◆ Problem details ◆
Quote every line below exactly and skip any picture.

[Extracted records]
******

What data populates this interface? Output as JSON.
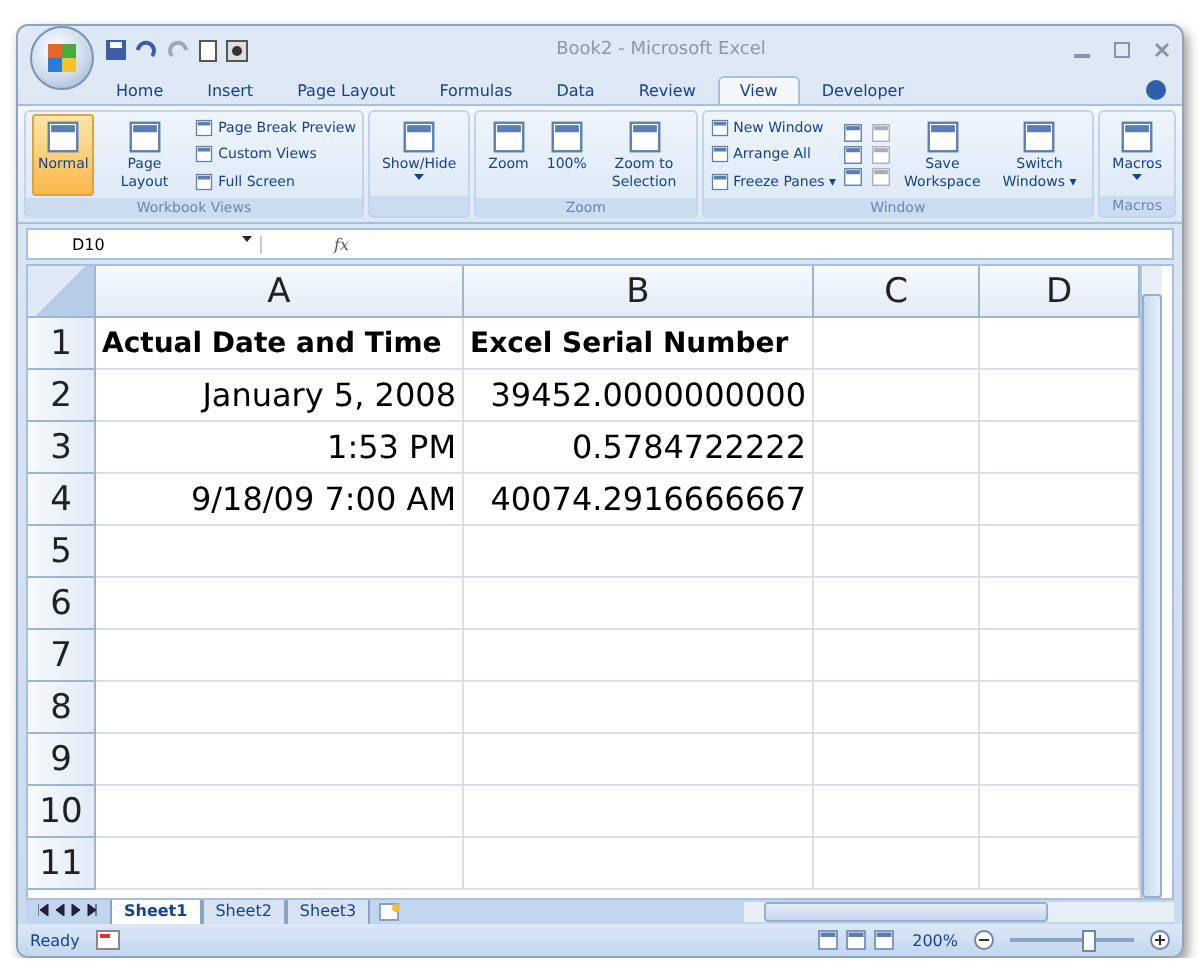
{
  "window": {
    "title": "Book2 - Microsoft Excel"
  },
  "tabs": [
    {
      "label": "Home",
      "selected": false
    },
    {
      "label": "Insert",
      "selected": false
    },
    {
      "label": "Page Layout",
      "selected": false
    },
    {
      "label": "Formulas",
      "selected": false
    },
    {
      "label": "Data",
      "selected": false
    },
    {
      "label": "Review",
      "selected": false
    },
    {
      "label": "View",
      "selected": true
    },
    {
      "label": "Developer",
      "selected": false
    }
  ],
  "ribbon": {
    "groups": [
      {
        "label": "Workbook Views",
        "large": [
          {
            "label": "Normal",
            "selected": true
          },
          {
            "label": "Page Layout",
            "selected": false
          }
        ],
        "small": [
          "Page Break Preview",
          "Custom Views",
          "Full Screen"
        ]
      },
      {
        "large": [
          {
            "label": "Show/Hide",
            "selected": false,
            "dropdown": true
          }
        ]
      },
      {
        "label": "Zoom",
        "large": [
          {
            "label": "Zoom",
            "selected": false
          },
          {
            "label": "100%",
            "selected": false
          },
          {
            "label": "Zoom to Selection",
            "selected": false
          }
        ]
      },
      {
        "label": "Window",
        "small": [
          "New Window",
          "Arrange All",
          "Freeze Panes ▾"
        ],
        "extra": true,
        "large_after": [
          {
            "label": "Save Workspace",
            "selected": false
          },
          {
            "label": "Switch Windows ▾",
            "selected": false
          }
        ]
      },
      {
        "label": "Macros",
        "large": [
          {
            "label": "Macros",
            "selected": false,
            "dropdown": true
          }
        ]
      }
    ]
  },
  "formula_bar": {
    "name_box": "D10",
    "function_label": "fx"
  },
  "sheet": {
    "columns": [
      "A",
      "B",
      "C",
      "D"
    ],
    "rows": [
      {
        "number": "1",
        "cells": [
          {
            "text": "Actual Date and Time",
            "kind": "header"
          },
          {
            "text": "Excel Serial Number",
            "kind": "header"
          },
          {
            "text": "",
            "kind": "empty"
          },
          {
            "text": "",
            "kind": "empty"
          }
        ]
      },
      {
        "number": "2",
        "cells": [
          {
            "text": "January 5, 2008",
            "kind": "value"
          },
          {
            "text": "39452.0000000000",
            "kind": "value"
          },
          {
            "text": "",
            "kind": "empty"
          },
          {
            "text": "",
            "kind": "empty"
          }
        ]
      },
      {
        "number": "3",
        "cells": [
          {
            "text": "1:53 PM",
            "kind": "value"
          },
          {
            "text": "0.5784722222",
            "kind": "value"
          },
          {
            "text": "",
            "kind": "empty"
          },
          {
            "text": "",
            "kind": "empty"
          }
        ]
      },
      {
        "number": "4",
        "cells": [
          {
            "text": "9/18/09 7:00 AM",
            "kind": "value"
          },
          {
            "text": "40074.2916666667",
            "kind": "value"
          },
          {
            "text": "",
            "kind": "empty"
          },
          {
            "text": "",
            "kind": "empty"
          }
        ]
      },
      {
        "number": "5",
        "cells": []
      },
      {
        "number": "6",
        "cells": []
      },
      {
        "number": "7",
        "cells": []
      },
      {
        "number": "8",
        "cells": []
      },
      {
        "number": "9",
        "cells": []
      },
      {
        "number": "10",
        "cells": []
      },
      {
        "number": "11",
        "cells": []
      }
    ]
  },
  "sheet_tabs": [
    {
      "label": "Sheet1",
      "selected": true
    },
    {
      "label": "Sheet2",
      "selected": false
    },
    {
      "label": "Sheet3",
      "selected": false
    }
  ],
  "status_bar": {
    "status": "Ready",
    "zoom": "200%",
    "zoom_slider": {
      "level": 0.62
    }
  }
}
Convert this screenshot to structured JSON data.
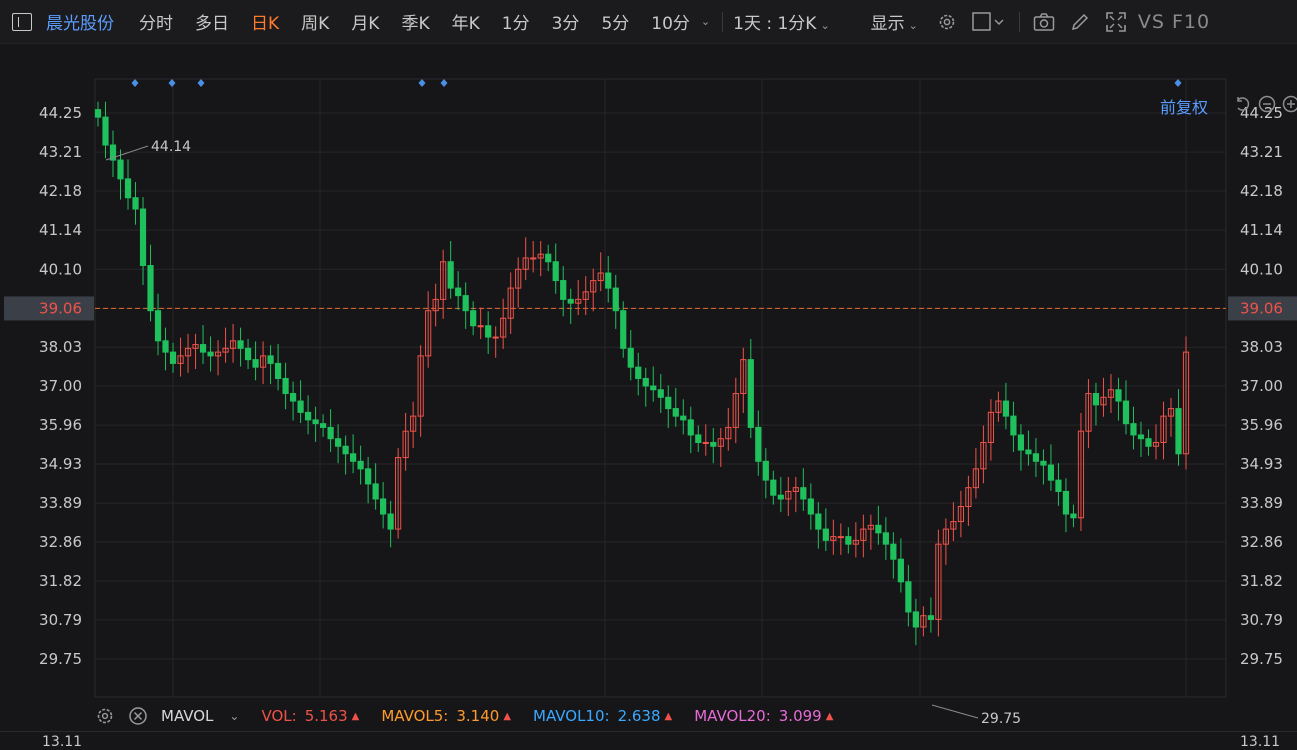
{
  "toolbar": {
    "stock_name": "晨光股份",
    "periods": [
      {
        "label": "分时",
        "active": false
      },
      {
        "label": "多日",
        "active": false
      },
      {
        "label": "日K",
        "active": true
      },
      {
        "label": "周K",
        "active": false
      },
      {
        "label": "月K",
        "active": false
      },
      {
        "label": "季K",
        "active": false
      },
      {
        "label": "年K",
        "active": false
      },
      {
        "label": "1分",
        "active": false
      },
      {
        "label": "3分",
        "active": false
      },
      {
        "label": "5分",
        "active": false
      },
      {
        "label": "10分",
        "active": false
      }
    ],
    "interval_select": "1天 : 1分K",
    "display_label": "显示",
    "vs_label": "VS F10"
  },
  "chart": {
    "adjust_label": "前复权",
    "y_ticks": [
      "44.25",
      "43.21",
      "42.18",
      "41.14",
      "40.10",
      "39.06",
      "38.03",
      "37.00",
      "35.96",
      "34.93",
      "33.89",
      "32.86",
      "31.82",
      "30.79",
      "29.75"
    ],
    "y_min": 29.75,
    "y_max": 44.25,
    "current_price": "39.06",
    "high_label": "44.14",
    "low_label": "29.75",
    "colors": {
      "up": "#f0524a",
      "down": "#1fc15d",
      "price_line": "#e66a2c",
      "grid": "#262628",
      "marker": "#4a90e2"
    }
  },
  "indicators": {
    "name": "MAVOL",
    "items": [
      {
        "label": "VOL:",
        "value": "5.163",
        "color": "#f0524a"
      },
      {
        "label": "MAVOL5:",
        "value": "3.140",
        "color": "#ff9b2c"
      },
      {
        "label": "MAVOL10:",
        "value": "2.638",
        "color": "#3aa8ff"
      },
      {
        "label": "MAVOL20:",
        "value": "3.099",
        "color": "#e76bd6"
      }
    ],
    "trend_up_color": "#f0524a"
  },
  "volume_panel": {
    "top_tick": "13.11"
  }
}
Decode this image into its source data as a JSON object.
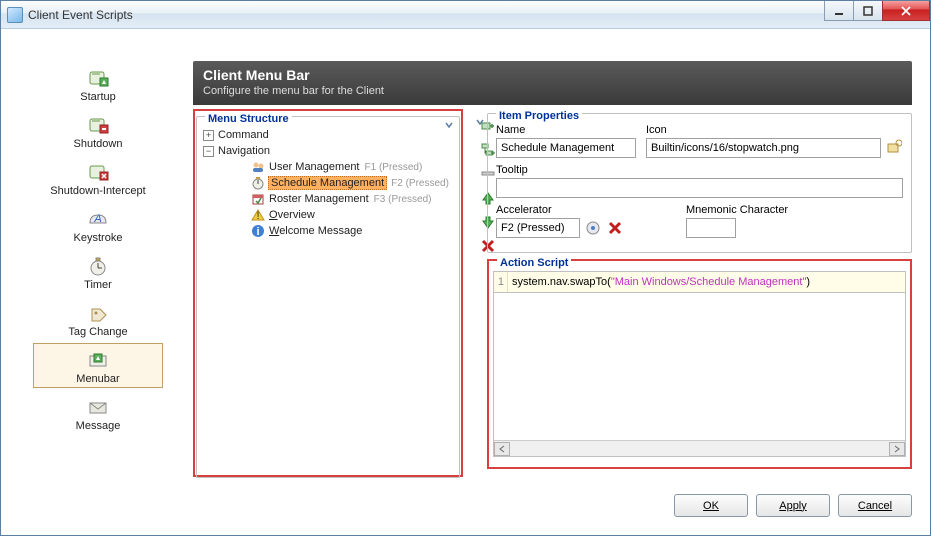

******

◆ The answer ◆
What data populates this interface? Output as JSON.
{
  "window": {
    "title": "Book2 - Microsoft Excel"
  },
  "tabs": [
    {
      "label": "Home",
      "selected": false
    },
    {
      "label": "Insert",
      "selected": false
    },
    {
      "label": "Page Layout",
      "selected": false
    },
    {
      "label": "Formulas",
      "selected": false
    },
    {
      "label": "Data",
      "selected": false
    },
    {
      "label": "Review",
      "selected": false
    },
    {
      "label": "View",
      "selected": true
    },
    {
      "label": "Developer",
      "selected": false
    }
  ],
  "ribbon": {
    "groups": [
      {
        "label": "Workbook Views",
        "large": [
          {
            "label": "Normal",
            "selected": true
          },
          {
            "label": "Page Layout",
            "selected": false
          }
        ],
        "small": [
          "Page Break Preview",
          "Custom Views",
          "Full Screen"
        ]
      },
      {
        "large": [
          {
            "label": "Show/Hide",
            "selected": false,
            "dropdown": true
          }
        ]
      },
      {
        "label": "Zoom",
        "large": [
          {
            "label": "Zoom",
            "selected": false
          },
          {
            "label": "100%",
            "selected": false
          },
          {
            "label": "Zoom to Selection",
            "selected": false
          }
        ]
      },
      {
        "label": "Window",
        "small": [
          "New Window",
          "Arrange All",
          "Freeze Panes ▾"
        ],
        "extra": true,
        "large_after": [
          {
            "label": "Save Workspace",
            "selected": false
          },
          {
            "label": "Switch Windows ▾",
            "selected": false
          }
        ]
      },
      {
        "label": "Macros",
        "large": [
          {
            "label": "Macros",
            "selected": false,
            "dropdown": true
          }
        ]
      }
    ]
  },
  "formula_bar": {
    "name_box": "D10",
    "function_label": "fx"
  },
  "sheet": {
    "columns": [
      "A",
      "B",
      "C",
      "D"
    ],
    "rows": [
      {
        "number": "1",
        "cells": [
          {
            "text": "Actual Date and Time",
            "kind": "header"
          },
          {
            "text": "Excel Serial Number",
            "kind": "header"
          },
          {
            "text": "",
            "kind": "empty"
          },
          {
            "text": "",
            "kind": "empty"
          }
        ]
      },
      {
        "number": "2",
        "cells": [
          {
            "text": "January 5, 2008",
            "kind": "value"
          },
          {
            "text": "39452.0000000000",
            "kind": "value"
          },
          {
            "text": "",
            "kind": "empty"
          },
          {
            "text": "",
            "kind": "empty"
          }
        ]
      },
      {
        "number": "3",
        "cells": [
          {
            "text": "1:53 PM",
            "kind": "value"
          },
          {
            "text": "0.5784722222",
            "kind": "value"
          },
          {
            "text": "",
            "kind": "empty"
          },
          {
            "text": "",
            "kind": "empty"
          }
        ]
      },
      {
        "number": "4",
        "cells": [
          {
            "text": "9/18/09 7:00 AM",
            "kind": "value"
          },
          {
            "text": "40074.2916666667",
            "kind": "value"
          },
          {
            "text": "",
            "kind": "empty"
          },
          {
            "text": "",
            "kind": "empty"
          }
        ]
      },
      {
        "number": "5",
        "cells": []
      },
      {
        "number": "6",
        "cells": []
      },
      {
        "number": "7",
        "cells": []
      },
      {
        "number": "8",
        "cells": []
      },
      {
        "number": "9",
        "cells": []
      },
      {
        "number": "10",
        "cells": []
      },
      {
        "number": "11",
        "cells": []
      }
    ]
  },
  "sheet_tabs": [
    {
      "label": "Sheet1",
      "selected": true
    },
    {
      "label": "Sheet2",
      "selected": false
    },
    {
      "label": "Sheet3",
      "selected": false
    }
  ],
  "status_bar": {
    "status": "Ready",
    "zoom": "200%",
    "zoom_slider": {
      "level": 0.62
    }
  }
}
Convert this screenshot to structured JSON data.
{
  "toolbar": {
    "stock_name": "晨光股份",
    "periods": [
      {
        "label": "分时",
        "active": false
      },
      {
        "label": "多日",
        "active": false
      },
      {
        "label": "日K",
        "active": true
      },
      {
        "label": "周K",
        "active": false
      },
      {
        "label": "月K",
        "active": false
      },
      {
        "label": "季K",
        "active": false
      },
      {
        "label": "年K",
        "active": false
      },
      {
        "label": "1分",
        "active": false
      },
      {
        "label": "3分",
        "active": false
      },
      {
        "label": "5分",
        "active": false
      },
      {
        "label": "10分",
        "active": false
      }
    ],
    "interval_select": "1天 : 1分K",
    "display_label": "显示",
    "vs_label": "VS F10"
  },
  "chart": {
    "adjust_label": "前复权",
    "y_ticks": [
      "44.25",
      "43.21",
      "42.18",
      "41.14",
      "40.10",
      "39.06",
      "38.03",
      "37.00",
      "35.96",
      "34.93",
      "33.89",
      "32.86",
      "31.82",
      "30.79",
      "29.75"
    ],
    "y_min": 29.75,
    "y_max": 44.25,
    "current_price": "39.06",
    "high_label": "44.14",
    "low_label": "29.75",
    "colors": {
      "up": "#f0524a",
      "down": "#1fc15d",
      "price_line": "#e66a2c",
      "grid": "#262628",
      "marker": "#4a90e2"
    }
  },
  "indicators": {
    "name": "MAVOL",
    "items": [
      {
        "label": "VOL:",
        "value": "5.163",
        "color": "#f0524a"
      },
      {
        "label": "MAVOL5:",
        "value": "3.140",
        "color": "#ff9b2c"
      },
      {
        "label": "MAVOL10:",
        "value": "2.638",
        "color": "#3aa8ff"
      },
      {
        "label": "MAVOL20:",
        "value": "3.099",
        "color": "#e76bd6"
      }
    ],
    "trend_up_color": "#f0524a"
  },
  "volume_panel": {
    "top_tick": "13.11"
  }
}
Decode this image into its source data as a JSON object.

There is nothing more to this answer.